◆ **Given task**
From the listing below, pull out the lines that hold "labels".

◆ **Given records**
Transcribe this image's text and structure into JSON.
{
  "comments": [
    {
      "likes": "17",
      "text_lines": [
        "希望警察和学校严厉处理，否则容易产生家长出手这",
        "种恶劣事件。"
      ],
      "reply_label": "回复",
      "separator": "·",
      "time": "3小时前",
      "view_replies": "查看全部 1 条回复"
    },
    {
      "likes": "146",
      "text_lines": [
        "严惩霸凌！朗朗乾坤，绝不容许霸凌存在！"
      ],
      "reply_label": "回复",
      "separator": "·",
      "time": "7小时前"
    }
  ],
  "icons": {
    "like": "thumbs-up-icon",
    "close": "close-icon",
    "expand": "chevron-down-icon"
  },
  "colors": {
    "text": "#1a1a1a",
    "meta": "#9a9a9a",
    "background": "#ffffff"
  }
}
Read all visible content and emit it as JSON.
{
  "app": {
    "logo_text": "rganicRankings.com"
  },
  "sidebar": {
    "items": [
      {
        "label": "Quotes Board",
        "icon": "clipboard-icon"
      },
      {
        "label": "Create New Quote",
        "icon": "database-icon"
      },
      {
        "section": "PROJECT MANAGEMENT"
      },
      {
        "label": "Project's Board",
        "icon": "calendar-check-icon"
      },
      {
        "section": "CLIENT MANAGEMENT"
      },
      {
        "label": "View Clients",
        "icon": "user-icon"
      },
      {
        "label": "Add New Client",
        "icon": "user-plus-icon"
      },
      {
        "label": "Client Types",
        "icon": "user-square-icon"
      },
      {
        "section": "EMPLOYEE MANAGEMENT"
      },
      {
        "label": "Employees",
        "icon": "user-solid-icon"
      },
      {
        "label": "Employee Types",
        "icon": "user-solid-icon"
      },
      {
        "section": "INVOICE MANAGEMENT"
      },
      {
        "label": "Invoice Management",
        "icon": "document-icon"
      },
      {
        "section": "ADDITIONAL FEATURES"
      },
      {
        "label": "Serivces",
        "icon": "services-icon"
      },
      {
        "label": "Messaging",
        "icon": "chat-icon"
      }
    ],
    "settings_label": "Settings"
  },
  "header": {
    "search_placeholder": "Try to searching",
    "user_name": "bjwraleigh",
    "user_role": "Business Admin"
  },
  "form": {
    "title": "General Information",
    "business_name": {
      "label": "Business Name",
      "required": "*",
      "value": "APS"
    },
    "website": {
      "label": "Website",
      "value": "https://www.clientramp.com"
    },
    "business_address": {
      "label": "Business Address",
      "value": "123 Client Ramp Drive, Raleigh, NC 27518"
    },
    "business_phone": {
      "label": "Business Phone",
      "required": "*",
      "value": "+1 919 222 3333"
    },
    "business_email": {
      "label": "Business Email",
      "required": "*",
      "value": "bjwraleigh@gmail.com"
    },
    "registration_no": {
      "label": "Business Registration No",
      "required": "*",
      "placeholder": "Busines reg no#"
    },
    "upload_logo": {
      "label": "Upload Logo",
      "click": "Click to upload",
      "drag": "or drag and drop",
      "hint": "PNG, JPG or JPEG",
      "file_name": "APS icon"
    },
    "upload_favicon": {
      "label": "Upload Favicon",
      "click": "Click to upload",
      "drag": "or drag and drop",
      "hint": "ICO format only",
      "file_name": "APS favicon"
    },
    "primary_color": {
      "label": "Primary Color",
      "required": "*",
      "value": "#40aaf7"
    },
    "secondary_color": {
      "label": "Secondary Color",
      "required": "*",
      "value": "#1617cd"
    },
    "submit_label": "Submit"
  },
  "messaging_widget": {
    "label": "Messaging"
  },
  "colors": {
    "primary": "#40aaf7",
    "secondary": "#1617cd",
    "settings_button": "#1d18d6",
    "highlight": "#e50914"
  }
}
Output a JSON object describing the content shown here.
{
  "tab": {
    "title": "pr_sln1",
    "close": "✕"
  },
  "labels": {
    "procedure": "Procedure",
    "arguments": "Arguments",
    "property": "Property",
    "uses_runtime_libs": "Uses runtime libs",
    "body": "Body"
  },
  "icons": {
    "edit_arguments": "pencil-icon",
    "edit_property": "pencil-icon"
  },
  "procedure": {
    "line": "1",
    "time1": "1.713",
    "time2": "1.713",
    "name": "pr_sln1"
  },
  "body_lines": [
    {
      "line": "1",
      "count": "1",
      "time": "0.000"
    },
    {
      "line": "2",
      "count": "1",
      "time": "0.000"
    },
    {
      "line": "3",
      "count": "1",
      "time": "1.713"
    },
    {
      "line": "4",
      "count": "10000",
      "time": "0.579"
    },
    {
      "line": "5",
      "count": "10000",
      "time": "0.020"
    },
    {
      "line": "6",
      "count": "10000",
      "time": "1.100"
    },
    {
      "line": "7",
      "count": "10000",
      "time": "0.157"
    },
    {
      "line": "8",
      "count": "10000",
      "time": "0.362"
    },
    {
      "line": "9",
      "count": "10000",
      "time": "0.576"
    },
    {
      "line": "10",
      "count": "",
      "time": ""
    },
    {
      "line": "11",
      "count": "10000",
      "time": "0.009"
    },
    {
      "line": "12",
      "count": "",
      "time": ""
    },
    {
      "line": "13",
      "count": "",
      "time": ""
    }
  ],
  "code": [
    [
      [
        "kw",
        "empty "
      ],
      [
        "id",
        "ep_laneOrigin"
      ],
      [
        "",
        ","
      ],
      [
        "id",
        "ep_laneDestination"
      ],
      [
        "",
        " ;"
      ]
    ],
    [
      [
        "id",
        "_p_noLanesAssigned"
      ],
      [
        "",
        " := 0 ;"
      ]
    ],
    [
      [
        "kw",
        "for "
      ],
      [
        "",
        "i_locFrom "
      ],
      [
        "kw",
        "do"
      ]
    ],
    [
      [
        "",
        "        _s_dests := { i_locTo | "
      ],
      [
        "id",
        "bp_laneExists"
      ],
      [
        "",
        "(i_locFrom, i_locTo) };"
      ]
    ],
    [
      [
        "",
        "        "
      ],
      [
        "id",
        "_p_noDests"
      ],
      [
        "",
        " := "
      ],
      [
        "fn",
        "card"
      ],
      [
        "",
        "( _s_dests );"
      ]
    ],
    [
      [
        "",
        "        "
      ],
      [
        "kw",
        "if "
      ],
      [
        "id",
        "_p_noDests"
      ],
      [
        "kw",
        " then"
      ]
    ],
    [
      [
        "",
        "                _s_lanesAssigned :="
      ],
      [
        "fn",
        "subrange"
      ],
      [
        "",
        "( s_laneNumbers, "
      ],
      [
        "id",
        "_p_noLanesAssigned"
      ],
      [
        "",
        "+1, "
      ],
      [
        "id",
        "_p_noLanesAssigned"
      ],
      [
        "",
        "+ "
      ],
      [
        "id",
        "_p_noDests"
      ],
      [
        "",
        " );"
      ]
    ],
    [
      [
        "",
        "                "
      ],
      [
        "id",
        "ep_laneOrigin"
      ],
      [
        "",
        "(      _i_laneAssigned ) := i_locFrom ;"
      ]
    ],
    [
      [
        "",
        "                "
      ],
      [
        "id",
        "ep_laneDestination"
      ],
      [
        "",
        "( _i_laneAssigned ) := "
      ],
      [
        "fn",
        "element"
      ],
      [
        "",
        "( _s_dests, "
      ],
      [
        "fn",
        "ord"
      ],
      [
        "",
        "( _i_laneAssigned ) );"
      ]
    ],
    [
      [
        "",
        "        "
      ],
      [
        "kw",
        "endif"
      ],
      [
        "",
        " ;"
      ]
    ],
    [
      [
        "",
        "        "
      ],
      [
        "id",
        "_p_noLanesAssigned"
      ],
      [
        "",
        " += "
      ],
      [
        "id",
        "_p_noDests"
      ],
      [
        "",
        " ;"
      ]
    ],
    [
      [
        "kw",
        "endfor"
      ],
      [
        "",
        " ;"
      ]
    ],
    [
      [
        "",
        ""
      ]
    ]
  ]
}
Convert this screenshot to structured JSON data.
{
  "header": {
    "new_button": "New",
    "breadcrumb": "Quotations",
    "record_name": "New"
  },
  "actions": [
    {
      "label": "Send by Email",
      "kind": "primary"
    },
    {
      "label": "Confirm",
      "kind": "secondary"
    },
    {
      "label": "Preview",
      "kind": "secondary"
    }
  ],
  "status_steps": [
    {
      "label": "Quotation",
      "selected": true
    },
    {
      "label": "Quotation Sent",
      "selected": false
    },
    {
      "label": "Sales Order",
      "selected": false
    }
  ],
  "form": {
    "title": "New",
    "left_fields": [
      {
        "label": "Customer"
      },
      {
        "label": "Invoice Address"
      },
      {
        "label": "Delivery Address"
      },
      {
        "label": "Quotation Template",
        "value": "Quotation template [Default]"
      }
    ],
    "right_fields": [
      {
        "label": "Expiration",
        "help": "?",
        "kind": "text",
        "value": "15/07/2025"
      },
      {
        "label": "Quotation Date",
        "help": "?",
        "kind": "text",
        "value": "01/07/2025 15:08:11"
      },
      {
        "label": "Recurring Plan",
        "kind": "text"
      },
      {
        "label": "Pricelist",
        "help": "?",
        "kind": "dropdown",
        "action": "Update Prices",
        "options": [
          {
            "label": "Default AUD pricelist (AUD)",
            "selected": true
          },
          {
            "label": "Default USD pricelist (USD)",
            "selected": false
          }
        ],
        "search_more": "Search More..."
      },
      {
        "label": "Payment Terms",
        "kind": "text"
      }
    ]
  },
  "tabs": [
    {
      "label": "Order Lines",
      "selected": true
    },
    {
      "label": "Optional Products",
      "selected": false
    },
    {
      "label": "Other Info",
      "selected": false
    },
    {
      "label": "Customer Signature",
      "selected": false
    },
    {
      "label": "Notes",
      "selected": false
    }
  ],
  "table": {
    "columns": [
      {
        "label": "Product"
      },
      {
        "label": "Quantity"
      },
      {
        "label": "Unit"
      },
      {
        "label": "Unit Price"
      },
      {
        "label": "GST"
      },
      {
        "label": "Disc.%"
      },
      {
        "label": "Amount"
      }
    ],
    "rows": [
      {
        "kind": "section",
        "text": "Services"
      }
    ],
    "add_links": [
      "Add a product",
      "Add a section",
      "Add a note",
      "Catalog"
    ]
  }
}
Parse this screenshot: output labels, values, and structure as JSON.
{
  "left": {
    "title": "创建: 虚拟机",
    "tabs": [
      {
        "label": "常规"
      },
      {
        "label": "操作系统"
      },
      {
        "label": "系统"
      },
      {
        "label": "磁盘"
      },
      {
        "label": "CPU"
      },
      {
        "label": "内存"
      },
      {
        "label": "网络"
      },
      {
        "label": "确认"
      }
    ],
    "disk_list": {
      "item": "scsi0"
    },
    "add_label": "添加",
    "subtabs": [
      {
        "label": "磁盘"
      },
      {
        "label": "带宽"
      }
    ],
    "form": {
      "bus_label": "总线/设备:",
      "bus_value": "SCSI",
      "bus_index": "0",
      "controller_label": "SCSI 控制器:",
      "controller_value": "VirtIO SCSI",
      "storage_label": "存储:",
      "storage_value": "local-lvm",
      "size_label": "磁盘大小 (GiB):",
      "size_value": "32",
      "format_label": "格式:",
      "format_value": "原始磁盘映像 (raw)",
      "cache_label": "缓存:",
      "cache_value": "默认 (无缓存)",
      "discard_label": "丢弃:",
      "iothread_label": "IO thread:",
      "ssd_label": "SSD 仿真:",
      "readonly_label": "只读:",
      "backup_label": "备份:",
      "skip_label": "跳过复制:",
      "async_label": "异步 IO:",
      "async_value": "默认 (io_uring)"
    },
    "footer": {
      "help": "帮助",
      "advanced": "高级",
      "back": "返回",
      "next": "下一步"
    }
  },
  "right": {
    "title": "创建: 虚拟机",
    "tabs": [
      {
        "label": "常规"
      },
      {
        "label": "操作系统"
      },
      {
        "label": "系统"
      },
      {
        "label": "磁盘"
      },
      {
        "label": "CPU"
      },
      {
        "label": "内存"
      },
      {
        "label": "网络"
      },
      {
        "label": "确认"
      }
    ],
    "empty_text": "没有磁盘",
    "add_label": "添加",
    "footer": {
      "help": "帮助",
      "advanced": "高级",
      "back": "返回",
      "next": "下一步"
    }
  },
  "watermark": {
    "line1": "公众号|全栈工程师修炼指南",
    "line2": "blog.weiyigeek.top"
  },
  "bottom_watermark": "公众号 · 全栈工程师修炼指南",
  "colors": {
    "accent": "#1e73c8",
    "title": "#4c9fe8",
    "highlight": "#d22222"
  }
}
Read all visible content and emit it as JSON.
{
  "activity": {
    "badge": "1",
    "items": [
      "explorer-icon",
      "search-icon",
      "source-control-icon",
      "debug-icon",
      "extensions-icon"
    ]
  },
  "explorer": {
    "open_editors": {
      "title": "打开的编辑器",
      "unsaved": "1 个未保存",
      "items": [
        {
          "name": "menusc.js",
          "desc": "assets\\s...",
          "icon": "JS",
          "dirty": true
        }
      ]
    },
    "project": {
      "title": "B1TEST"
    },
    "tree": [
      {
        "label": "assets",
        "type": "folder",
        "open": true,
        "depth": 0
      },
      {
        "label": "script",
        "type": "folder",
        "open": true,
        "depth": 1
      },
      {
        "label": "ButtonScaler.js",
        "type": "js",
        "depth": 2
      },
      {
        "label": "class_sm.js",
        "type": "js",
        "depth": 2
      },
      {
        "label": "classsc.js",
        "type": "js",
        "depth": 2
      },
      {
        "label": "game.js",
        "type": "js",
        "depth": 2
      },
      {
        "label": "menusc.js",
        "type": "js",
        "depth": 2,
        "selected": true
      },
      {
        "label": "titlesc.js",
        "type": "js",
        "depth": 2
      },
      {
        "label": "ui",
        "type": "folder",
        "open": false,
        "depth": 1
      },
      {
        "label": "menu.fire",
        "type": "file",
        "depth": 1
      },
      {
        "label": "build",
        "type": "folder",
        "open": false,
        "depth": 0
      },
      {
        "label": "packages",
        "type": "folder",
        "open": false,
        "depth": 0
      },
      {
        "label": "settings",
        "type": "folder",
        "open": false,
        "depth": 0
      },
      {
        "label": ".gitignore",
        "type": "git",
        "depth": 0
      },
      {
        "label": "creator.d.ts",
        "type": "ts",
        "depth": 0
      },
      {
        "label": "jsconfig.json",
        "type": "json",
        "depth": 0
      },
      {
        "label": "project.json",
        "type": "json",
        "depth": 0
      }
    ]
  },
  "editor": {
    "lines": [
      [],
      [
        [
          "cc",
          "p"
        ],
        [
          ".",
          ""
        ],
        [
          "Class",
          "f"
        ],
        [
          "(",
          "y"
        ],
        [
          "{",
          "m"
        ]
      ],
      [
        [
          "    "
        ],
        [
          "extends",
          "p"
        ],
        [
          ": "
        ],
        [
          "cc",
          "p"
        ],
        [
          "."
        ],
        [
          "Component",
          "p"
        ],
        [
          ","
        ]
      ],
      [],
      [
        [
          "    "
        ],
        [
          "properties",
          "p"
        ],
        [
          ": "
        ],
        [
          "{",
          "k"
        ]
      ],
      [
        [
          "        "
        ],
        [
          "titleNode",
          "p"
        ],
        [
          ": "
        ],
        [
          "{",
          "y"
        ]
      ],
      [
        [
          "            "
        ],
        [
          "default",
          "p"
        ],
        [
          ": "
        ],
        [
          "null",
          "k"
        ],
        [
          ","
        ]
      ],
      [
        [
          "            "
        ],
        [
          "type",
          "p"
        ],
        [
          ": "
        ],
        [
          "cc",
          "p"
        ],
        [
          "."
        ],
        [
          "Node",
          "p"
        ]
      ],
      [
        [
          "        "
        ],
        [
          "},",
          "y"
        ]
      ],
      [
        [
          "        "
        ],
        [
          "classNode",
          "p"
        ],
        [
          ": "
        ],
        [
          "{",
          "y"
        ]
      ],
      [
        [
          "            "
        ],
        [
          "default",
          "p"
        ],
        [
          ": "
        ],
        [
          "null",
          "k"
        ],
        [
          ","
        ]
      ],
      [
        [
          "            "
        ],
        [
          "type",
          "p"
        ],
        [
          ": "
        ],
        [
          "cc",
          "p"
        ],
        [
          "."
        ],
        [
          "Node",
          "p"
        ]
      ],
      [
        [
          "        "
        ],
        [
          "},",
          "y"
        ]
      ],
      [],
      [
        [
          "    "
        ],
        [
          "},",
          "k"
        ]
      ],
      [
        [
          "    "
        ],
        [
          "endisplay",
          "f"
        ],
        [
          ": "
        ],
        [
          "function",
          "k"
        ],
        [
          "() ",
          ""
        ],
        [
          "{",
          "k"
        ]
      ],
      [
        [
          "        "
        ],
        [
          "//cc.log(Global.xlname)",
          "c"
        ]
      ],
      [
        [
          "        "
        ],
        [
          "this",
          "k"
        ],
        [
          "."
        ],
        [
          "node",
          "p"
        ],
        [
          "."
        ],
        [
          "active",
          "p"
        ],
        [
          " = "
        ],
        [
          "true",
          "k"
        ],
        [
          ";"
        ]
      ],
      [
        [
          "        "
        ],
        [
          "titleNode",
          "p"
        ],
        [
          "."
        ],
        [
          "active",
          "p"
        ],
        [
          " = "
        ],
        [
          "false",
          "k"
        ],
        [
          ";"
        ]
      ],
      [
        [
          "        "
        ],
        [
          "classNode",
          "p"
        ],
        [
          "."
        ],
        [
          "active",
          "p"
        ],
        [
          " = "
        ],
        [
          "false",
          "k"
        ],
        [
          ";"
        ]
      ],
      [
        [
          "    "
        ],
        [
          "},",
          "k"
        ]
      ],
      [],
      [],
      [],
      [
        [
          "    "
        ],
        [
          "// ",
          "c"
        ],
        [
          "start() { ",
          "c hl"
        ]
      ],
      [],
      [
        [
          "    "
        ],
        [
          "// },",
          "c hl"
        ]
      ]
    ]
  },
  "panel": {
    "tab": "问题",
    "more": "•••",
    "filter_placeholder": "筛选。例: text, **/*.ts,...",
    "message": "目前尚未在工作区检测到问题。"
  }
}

◆ **Finished task**
  "labels": {
Parse this screenshot: output labels, values, and structure as JSON.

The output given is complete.